DIRECTIVE –
What is the number of lines holding the word "type"? Write that number and nothing else.

DATASET CONTENT –

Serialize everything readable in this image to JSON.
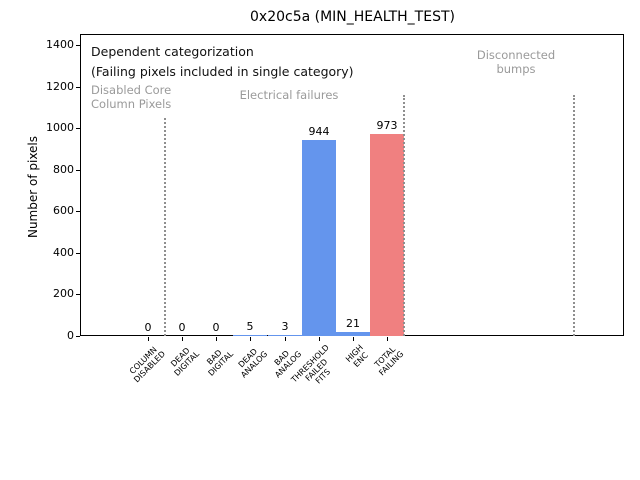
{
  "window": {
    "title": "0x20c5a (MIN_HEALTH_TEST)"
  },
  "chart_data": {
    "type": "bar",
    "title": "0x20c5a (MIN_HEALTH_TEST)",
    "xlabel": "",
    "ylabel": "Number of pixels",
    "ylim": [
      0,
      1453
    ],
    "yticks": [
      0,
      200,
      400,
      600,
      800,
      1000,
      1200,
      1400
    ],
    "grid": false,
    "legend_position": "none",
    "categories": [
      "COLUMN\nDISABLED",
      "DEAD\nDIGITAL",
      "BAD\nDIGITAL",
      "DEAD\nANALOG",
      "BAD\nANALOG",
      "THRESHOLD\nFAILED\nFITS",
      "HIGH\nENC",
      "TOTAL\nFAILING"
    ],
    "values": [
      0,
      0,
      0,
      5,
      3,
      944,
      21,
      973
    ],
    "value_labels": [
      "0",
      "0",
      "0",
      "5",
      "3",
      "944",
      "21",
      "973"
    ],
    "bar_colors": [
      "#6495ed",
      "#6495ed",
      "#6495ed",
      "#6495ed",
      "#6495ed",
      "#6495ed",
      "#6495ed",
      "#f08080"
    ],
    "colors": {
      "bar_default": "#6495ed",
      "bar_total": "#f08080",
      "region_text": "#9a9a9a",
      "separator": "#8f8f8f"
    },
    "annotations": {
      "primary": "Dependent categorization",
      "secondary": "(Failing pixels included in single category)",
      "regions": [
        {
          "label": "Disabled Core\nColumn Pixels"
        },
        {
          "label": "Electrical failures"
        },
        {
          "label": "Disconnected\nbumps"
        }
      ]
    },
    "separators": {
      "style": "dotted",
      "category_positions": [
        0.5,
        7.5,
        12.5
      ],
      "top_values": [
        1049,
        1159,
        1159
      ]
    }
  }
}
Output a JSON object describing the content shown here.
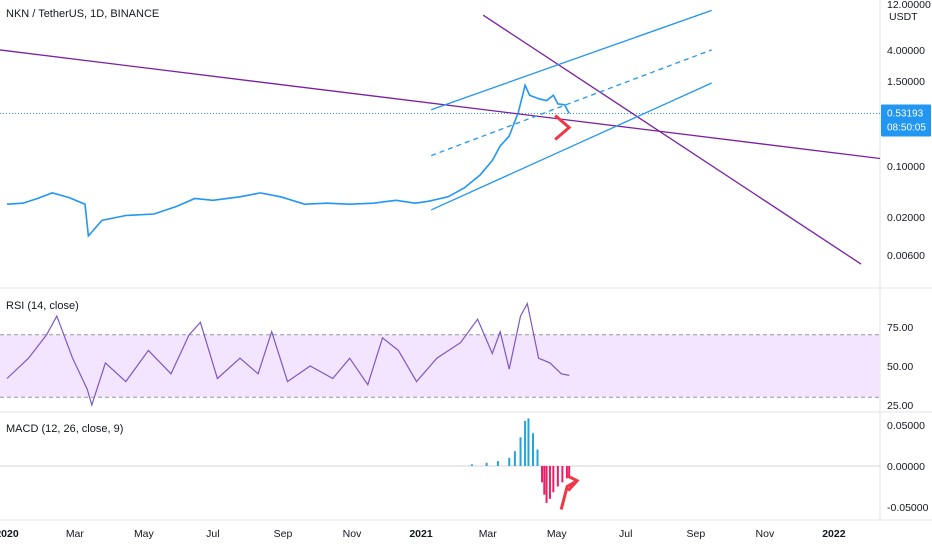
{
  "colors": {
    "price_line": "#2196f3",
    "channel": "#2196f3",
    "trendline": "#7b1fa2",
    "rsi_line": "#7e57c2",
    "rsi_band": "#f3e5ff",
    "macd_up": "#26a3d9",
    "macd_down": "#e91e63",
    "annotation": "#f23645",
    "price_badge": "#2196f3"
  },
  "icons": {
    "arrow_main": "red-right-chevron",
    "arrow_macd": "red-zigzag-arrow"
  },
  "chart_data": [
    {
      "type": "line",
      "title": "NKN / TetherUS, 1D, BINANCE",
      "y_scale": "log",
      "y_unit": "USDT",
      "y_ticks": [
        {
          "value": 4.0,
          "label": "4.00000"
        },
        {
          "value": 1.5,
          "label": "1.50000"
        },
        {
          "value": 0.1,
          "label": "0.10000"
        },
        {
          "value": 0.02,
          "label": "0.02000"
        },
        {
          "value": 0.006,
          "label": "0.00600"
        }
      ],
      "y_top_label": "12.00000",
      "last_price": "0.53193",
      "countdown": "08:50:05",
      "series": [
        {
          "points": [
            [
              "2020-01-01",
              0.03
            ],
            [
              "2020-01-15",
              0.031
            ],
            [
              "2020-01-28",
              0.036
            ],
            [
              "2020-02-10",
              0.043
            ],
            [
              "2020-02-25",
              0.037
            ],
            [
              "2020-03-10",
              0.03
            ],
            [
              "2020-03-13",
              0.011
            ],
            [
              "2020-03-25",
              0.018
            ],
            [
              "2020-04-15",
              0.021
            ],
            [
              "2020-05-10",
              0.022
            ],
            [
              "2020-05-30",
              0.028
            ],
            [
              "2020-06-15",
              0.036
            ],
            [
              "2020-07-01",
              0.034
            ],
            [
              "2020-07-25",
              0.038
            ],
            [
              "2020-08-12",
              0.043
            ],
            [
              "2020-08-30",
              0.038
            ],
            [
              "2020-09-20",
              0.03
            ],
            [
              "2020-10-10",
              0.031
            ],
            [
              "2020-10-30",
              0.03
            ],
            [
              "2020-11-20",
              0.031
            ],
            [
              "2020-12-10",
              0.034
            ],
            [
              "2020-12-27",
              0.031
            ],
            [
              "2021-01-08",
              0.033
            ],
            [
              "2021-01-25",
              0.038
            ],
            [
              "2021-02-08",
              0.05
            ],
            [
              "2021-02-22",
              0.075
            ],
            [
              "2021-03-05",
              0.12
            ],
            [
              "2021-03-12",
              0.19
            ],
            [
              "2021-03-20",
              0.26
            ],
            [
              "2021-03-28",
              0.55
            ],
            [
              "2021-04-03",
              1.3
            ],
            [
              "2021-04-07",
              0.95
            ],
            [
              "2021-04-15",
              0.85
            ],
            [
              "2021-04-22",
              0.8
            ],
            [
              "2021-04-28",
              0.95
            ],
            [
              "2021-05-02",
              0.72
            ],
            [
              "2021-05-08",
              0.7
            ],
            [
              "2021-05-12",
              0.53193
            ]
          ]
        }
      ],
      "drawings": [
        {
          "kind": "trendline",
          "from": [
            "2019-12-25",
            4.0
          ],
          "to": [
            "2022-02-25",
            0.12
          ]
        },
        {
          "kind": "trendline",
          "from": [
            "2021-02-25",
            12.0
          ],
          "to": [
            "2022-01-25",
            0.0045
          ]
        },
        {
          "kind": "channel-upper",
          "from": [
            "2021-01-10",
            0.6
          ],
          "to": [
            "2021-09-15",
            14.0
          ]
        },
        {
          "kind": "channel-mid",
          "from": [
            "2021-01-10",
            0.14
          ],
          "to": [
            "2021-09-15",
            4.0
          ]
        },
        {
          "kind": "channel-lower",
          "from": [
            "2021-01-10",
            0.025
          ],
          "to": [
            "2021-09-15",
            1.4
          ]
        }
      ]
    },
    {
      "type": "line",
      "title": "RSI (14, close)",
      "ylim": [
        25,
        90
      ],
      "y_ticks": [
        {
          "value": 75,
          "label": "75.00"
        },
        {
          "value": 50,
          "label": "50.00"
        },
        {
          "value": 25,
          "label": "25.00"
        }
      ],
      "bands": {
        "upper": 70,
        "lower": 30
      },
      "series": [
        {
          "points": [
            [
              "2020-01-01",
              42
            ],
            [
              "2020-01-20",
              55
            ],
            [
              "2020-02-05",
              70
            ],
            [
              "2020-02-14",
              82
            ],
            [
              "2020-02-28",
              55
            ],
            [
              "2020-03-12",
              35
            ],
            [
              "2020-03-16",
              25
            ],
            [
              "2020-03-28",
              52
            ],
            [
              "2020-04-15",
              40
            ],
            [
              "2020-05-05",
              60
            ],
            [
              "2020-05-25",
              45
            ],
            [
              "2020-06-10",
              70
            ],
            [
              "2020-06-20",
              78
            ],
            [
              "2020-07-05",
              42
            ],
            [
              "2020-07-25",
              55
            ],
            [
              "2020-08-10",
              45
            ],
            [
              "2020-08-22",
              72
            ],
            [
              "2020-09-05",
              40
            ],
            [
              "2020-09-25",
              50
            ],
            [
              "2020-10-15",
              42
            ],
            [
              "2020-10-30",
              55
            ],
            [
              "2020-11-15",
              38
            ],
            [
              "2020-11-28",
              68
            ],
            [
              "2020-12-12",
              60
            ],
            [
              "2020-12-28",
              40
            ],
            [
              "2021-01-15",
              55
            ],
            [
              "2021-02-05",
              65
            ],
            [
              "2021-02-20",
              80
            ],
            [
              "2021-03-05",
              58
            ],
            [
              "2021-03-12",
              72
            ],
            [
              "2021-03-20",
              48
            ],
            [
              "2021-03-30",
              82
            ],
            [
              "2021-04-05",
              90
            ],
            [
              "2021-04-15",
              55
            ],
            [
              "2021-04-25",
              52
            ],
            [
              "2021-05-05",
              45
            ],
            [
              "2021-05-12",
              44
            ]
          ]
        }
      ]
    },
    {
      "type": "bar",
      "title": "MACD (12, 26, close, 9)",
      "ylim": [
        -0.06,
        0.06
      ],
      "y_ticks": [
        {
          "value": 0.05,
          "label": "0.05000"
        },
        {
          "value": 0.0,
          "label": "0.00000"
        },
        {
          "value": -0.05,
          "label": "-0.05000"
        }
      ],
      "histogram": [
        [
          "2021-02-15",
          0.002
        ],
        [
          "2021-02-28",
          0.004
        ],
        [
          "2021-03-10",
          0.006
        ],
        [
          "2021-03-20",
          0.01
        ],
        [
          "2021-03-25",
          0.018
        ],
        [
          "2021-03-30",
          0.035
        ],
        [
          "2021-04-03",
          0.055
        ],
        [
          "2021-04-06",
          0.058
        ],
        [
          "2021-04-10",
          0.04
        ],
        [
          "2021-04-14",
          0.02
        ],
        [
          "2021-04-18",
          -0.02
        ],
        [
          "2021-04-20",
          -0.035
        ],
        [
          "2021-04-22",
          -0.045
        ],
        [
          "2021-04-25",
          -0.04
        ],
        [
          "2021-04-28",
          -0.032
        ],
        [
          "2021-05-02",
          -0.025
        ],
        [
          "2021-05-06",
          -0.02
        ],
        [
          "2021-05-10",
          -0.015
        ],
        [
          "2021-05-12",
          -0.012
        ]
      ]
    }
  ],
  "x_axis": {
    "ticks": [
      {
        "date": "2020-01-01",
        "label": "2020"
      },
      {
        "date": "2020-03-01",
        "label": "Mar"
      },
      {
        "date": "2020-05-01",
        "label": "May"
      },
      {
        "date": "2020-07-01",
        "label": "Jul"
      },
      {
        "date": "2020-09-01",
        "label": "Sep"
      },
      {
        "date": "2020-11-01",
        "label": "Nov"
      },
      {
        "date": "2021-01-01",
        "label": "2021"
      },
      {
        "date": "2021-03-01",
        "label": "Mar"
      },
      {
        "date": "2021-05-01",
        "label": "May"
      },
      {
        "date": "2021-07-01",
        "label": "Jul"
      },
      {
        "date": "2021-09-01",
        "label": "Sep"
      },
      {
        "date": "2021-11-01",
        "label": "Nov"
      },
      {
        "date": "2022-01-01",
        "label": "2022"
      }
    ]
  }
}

FINISHED TASK –
4